» Records from a dataset
☆ ☆ ☆ ☆ ☆ ☆ ☆
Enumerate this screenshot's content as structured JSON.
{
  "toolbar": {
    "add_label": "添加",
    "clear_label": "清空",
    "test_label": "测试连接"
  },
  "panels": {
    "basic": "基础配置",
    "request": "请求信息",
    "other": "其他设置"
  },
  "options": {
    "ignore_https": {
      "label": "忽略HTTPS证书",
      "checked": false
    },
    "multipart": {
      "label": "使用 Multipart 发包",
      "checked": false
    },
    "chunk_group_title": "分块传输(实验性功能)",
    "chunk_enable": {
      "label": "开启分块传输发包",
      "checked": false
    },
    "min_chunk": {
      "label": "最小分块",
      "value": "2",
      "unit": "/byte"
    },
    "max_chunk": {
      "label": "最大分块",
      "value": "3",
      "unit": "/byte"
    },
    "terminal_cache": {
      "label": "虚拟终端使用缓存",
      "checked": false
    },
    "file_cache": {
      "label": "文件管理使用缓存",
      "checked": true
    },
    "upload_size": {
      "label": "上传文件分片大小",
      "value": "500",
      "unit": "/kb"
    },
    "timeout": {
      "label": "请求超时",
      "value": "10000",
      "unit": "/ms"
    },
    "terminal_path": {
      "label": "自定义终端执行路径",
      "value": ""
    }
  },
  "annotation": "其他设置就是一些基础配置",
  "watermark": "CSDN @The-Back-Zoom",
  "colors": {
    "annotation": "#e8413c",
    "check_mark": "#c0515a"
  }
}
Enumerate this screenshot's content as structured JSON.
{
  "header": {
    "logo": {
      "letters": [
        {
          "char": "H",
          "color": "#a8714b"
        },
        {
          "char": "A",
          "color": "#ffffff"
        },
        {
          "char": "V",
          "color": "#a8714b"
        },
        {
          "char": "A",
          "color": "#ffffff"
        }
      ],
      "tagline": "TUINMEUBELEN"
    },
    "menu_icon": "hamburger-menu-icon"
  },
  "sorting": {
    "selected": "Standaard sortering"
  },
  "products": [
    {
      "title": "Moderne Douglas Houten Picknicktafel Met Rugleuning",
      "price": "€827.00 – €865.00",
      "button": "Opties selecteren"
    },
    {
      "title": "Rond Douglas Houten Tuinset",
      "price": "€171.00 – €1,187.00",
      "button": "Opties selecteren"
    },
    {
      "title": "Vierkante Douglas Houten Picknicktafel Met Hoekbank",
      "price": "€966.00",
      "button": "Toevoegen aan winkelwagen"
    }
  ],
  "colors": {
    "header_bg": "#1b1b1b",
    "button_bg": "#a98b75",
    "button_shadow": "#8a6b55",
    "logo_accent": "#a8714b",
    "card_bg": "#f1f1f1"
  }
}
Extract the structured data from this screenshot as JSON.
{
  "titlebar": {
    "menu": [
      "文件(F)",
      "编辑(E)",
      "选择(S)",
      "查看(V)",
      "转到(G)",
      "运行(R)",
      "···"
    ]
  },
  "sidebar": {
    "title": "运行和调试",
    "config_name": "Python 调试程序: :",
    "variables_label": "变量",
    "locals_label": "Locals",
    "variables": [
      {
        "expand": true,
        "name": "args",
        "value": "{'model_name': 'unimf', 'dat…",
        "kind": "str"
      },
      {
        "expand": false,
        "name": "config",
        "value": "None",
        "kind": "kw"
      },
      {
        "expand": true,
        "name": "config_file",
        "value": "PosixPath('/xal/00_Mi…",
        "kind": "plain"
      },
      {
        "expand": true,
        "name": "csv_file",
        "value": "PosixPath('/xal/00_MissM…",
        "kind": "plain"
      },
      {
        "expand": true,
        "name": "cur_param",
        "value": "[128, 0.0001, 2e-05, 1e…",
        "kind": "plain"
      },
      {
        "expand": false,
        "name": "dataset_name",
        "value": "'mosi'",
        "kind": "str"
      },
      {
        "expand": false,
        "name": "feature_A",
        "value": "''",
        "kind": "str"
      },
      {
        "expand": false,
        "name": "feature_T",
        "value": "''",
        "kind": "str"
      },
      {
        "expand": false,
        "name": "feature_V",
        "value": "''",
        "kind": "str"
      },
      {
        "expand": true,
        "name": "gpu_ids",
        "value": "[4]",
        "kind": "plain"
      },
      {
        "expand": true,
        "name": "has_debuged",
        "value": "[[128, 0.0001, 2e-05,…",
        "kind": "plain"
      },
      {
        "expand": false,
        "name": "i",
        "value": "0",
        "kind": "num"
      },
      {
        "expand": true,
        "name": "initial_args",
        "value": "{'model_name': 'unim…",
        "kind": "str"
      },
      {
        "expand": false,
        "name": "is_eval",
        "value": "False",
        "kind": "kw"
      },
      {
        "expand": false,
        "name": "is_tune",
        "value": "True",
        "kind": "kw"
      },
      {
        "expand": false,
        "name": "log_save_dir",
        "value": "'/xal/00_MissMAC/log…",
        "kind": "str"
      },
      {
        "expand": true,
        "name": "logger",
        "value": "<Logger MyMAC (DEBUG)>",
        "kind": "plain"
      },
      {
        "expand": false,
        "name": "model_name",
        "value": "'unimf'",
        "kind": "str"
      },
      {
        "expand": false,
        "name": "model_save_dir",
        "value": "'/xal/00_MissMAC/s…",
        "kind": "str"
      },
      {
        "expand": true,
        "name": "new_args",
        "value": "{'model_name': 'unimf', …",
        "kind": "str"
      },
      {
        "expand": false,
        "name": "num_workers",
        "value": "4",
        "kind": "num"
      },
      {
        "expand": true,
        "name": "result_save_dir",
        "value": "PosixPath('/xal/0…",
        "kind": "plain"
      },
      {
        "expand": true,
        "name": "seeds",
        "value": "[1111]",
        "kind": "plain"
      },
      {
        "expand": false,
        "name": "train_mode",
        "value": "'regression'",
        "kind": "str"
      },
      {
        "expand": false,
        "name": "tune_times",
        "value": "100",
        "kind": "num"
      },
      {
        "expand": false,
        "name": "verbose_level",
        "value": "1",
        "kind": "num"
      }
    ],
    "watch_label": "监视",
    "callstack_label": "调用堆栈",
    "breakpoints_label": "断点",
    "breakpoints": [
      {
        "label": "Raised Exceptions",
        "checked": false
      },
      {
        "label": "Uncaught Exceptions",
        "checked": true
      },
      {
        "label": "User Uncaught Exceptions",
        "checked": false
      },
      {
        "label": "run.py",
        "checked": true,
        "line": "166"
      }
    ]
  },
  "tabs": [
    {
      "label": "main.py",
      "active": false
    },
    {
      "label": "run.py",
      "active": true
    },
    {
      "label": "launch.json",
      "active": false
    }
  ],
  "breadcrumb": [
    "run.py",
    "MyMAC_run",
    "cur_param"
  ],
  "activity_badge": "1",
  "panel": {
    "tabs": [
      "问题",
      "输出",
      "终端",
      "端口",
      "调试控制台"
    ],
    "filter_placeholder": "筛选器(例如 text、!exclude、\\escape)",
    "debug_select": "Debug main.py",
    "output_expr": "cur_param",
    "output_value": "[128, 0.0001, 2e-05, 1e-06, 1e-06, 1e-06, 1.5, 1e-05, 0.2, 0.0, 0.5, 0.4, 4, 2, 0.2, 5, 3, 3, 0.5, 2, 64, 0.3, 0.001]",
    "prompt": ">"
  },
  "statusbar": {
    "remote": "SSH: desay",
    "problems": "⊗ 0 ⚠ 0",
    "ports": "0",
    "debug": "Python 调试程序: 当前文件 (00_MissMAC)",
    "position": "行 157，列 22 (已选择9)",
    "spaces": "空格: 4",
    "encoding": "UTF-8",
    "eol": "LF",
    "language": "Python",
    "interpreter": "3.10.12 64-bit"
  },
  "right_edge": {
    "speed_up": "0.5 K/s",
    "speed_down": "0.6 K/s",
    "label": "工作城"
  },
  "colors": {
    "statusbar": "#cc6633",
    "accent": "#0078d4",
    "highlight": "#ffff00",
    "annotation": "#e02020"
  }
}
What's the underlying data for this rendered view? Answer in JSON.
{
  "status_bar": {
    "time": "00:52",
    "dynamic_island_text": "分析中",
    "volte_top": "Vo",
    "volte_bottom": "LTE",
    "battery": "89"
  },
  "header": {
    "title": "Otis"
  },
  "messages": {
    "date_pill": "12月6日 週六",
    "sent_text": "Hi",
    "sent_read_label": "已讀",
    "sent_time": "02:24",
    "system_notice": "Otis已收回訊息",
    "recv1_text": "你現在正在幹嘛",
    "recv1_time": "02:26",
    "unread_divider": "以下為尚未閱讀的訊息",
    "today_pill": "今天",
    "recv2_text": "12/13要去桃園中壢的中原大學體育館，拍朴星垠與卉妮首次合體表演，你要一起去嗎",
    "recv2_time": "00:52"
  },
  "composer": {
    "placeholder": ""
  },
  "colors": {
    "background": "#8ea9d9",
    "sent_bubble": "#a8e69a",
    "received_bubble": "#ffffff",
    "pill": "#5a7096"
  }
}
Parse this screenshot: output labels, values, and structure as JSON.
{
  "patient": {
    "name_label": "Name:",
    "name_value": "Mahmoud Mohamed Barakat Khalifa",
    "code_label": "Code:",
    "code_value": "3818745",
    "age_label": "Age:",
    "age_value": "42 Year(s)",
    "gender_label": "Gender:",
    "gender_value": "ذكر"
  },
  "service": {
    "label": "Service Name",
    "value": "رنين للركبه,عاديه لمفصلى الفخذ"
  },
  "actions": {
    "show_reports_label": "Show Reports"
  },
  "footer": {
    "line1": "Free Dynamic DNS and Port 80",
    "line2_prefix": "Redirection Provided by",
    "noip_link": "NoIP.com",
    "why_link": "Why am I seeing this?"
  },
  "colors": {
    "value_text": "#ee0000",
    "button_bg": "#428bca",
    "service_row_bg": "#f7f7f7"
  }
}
☆ ☆ ☆ ☆ ☆ ☆ ☆
» REQUIRED TASK
Locate the line that contains "Parse this screenshot: output", then please quote it and every line after it to the end of the entries above, exactly and with nothing else.

» SOLUTION TO THE EXERCISE
Parse this screenshot: output labels, values, and structure as JSON.
{
  "patient": {
    "name_label": "Name:",
    "name_value": "Mahmoud Mohamed Barakat Khalifa",
    "code_label": "Code:",
    "code_value": "3818745",
    "age_label": "Age:",
    "age_value": "42 Year(s)",
    "gender_label": "Gender:",
    "gender_value": "ذكر"
  },
  "service": {
    "label": "Service Name",
    "value": "رنين للركبه,عاديه لمفصلى الفخذ"
  },
  "actions": {
    "show_reports_label": "Show Reports"
  },
  "footer": {
    "line1": "Free Dynamic DNS and Port 80",
    "line2_prefix": "Redirection Provided by",
    "noip_link": "NoIP.com",
    "why_link": "Why am I seeing this?"
  },
  "colors": {
    "value_text": "#ee0000",
    "button_bg": "#428bca",
    "service_row_bg": "#f7f7f7"
  }
}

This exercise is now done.